• _WHAT TO WORK ON_
Every line of the records must be repeated exactly; pictures stay out.

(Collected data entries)
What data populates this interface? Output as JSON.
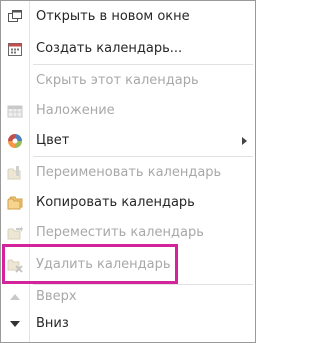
{
  "menu": {
    "items": [
      {
        "id": "open-new-window",
        "label": "Открыть в новом окне",
        "disabled": false
      },
      {
        "id": "create-calendar",
        "label": "Создать календарь...",
        "disabled": false
      },
      {
        "id": "hide-calendar",
        "label": "Скрыть этот календарь",
        "disabled": true
      },
      {
        "id": "overlay",
        "label": "Наложение",
        "disabled": true
      },
      {
        "id": "color",
        "label": "Цвет",
        "disabled": false,
        "submenu": true
      },
      {
        "id": "rename-calendar",
        "label": "Переименовать календарь",
        "disabled": true
      },
      {
        "id": "copy-calendar",
        "label": "Копировать календарь",
        "disabled": false
      },
      {
        "id": "move-calendar",
        "label": "Переместить календарь",
        "disabled": true
      },
      {
        "id": "delete-calendar",
        "label": "Удалить календарь",
        "disabled": true
      },
      {
        "id": "move-up",
        "label": "Вверх",
        "disabled": true
      },
      {
        "id": "move-down",
        "label": "Вниз",
        "disabled": false
      }
    ]
  },
  "colors": {
    "highlight": "#d4249b",
    "disabled_text": "#a8a8a8",
    "text": "#262626"
  }
}
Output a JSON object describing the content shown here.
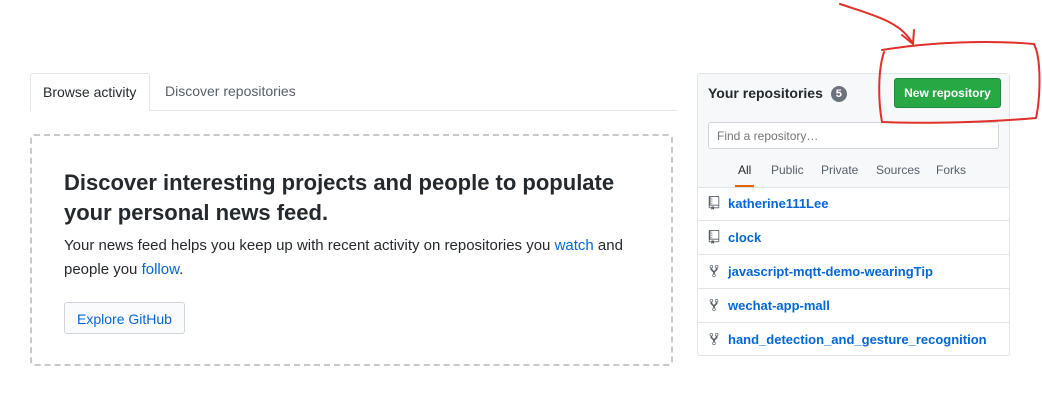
{
  "tabs": [
    {
      "label": "Browse activity",
      "active": true
    },
    {
      "label": "Discover repositories",
      "active": false
    }
  ],
  "discover": {
    "heading": "Discover interesting projects and people to populate your personal news feed.",
    "text_before_watch": "Your news feed helps you keep up with recent activity on repositories you ",
    "watch_link": "watch",
    "text_between": " and people you ",
    "follow_link": "follow",
    "text_after": ".",
    "explore_button": "Explore GitHub"
  },
  "repos_panel": {
    "title": "Your repositories",
    "count": "5",
    "new_button": "New repository",
    "search_placeholder": "Find a repository…",
    "filters": [
      "All",
      "Public",
      "Private",
      "Sources",
      "Forks"
    ],
    "active_filter": "All",
    "repositories": [
      {
        "name": "katherine111Lee",
        "icon": "repo-icon"
      },
      {
        "name": "clock",
        "icon": "repo-icon"
      },
      {
        "name": "javascript-mqtt-demo-wearingTip",
        "icon": "fork-icon"
      },
      {
        "name": "wechat-app-mall",
        "icon": "fork-icon"
      },
      {
        "name": "hand_detection_and_gesture_recognition",
        "icon": "fork-icon"
      }
    ]
  },
  "colors": {
    "accent_green": "#28a745",
    "link_blue": "#0366d6",
    "annotation_red": "#e0302a",
    "tab_underline_orange": "#e36209"
  }
}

• _FINISHED TASK_
What data populates this interface? Output as JSON.
{
  "menu": {
    "items": [
      {
        "id": "open-new-window",
        "label": "Открыть в новом окне",
        "disabled": false
      },
      {
        "id": "create-calendar",
        "label": "Создать календарь...",
        "disabled": false
      },
      {
        "id": "hide-calendar",
        "label": "Скрыть этот календарь",
        "disabled": true
      },
      {
        "id": "overlay",
        "label": "Наложение",
        "disabled": true
      },
      {
        "id": "color",
        "label": "Цвет",
        "disabled": false,
        "submenu": true
      },
      {
        "id": "rename-calendar",
        "label": "Переименовать календарь",
        "disabled": true
      },
      {
        "id": "copy-calendar",
        "label": "Копировать календарь",
        "disabled": false
      },
      {
        "id": "move-calendar",
        "label": "Переместить календарь",
        "disabled": true
      },
      {
        "id": "delete-calendar",
        "label": "Удалить календарь",
        "disabled": true
      },
      {
        "id": "move-up",
        "label": "Вверх",
        "disabled": true
      },
      {
        "id": "move-down",
        "label": "Вниз",
        "disabled": false
      }
    ]
  },
  "colors": {
    "highlight": "#d4249b",
    "disabled_text": "#a8a8a8",
    "text": "#262626"
  }
}
Output a JSON object describing the content shown here.
{
  "tabs": [
    {
      "label": "Browse activity",
      "active": true
    },
    {
      "label": "Discover repositories",
      "active": false
    }
  ],
  "discover": {
    "heading": "Discover interesting projects and people to populate your personal news feed.",
    "text_before_watch": "Your news feed helps you keep up with recent activity on repositories you ",
    "watch_link": "watch",
    "text_between": " and people you ",
    "follow_link": "follow",
    "text_after": ".",
    "explore_button": "Explore GitHub"
  },
  "repos_panel": {
    "title": "Your repositories",
    "count": "5",
    "new_button": "New repository",
    "search_placeholder": "Find a repository…",
    "filters": [
      "All",
      "Public",
      "Private",
      "Sources",
      "Forks"
    ],
    "active_filter": "All",
    "repositories": [
      {
        "name": "katherine111Lee",
        "icon": "repo-icon"
      },
      {
        "name": "clock",
        "icon": "repo-icon"
      },
      {
        "name": "javascript-mqtt-demo-wearingTip",
        "icon": "fork-icon"
      },
      {
        "name": "wechat-app-mall",
        "icon": "fork-icon"
      },
      {
        "name": "hand_detection_and_gesture_recognition",
        "icon": "fork-icon"
      }
    ]
  },
  "colors": {
    "accent_green": "#28a745",
    "link_blue": "#0366d6",
    "annotation_red": "#e0302a",
    "tab_underline_orange": "#e36209"
  }
}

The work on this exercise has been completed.